◆ Set exercise ◆
Only lines holding the string "this" are wanted; copy each one from the material.

◆ Data for processing ◆
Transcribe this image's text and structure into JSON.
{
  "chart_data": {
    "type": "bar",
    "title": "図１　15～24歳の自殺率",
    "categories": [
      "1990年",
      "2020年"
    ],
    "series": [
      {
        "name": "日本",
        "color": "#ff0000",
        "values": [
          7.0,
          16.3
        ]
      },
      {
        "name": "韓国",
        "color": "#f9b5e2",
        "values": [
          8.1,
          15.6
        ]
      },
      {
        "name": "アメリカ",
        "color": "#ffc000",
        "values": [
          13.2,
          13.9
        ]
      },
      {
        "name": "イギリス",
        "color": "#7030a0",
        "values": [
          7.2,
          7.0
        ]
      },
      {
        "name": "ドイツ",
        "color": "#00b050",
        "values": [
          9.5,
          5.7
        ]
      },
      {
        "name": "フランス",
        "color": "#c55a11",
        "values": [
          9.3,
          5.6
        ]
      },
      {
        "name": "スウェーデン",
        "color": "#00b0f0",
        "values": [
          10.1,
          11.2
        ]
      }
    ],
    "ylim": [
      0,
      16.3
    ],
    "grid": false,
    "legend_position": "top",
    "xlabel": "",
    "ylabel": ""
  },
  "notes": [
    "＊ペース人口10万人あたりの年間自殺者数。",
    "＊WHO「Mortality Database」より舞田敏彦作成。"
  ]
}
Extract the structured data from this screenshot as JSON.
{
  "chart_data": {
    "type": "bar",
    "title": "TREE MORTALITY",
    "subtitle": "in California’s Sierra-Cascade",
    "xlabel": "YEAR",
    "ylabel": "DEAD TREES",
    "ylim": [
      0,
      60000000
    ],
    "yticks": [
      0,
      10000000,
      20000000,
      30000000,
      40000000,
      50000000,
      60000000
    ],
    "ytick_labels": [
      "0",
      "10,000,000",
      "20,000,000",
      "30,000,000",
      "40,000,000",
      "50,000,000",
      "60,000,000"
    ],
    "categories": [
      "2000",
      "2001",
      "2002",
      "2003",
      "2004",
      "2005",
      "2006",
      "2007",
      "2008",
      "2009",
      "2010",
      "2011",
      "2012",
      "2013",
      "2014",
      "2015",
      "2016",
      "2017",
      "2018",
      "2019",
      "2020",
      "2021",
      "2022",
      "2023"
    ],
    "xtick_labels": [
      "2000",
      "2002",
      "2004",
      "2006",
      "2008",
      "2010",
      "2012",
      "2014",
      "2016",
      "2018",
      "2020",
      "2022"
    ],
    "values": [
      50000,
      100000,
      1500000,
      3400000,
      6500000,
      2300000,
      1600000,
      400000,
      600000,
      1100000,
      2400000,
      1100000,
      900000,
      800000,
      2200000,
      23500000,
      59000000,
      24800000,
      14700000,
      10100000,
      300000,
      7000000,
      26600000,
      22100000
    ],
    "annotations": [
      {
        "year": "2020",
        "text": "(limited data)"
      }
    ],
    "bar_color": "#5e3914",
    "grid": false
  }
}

◆ Answer in full ◆
Transcribe this image's text and structure into JSON.
Extract the structured data from this screenshot as JSON.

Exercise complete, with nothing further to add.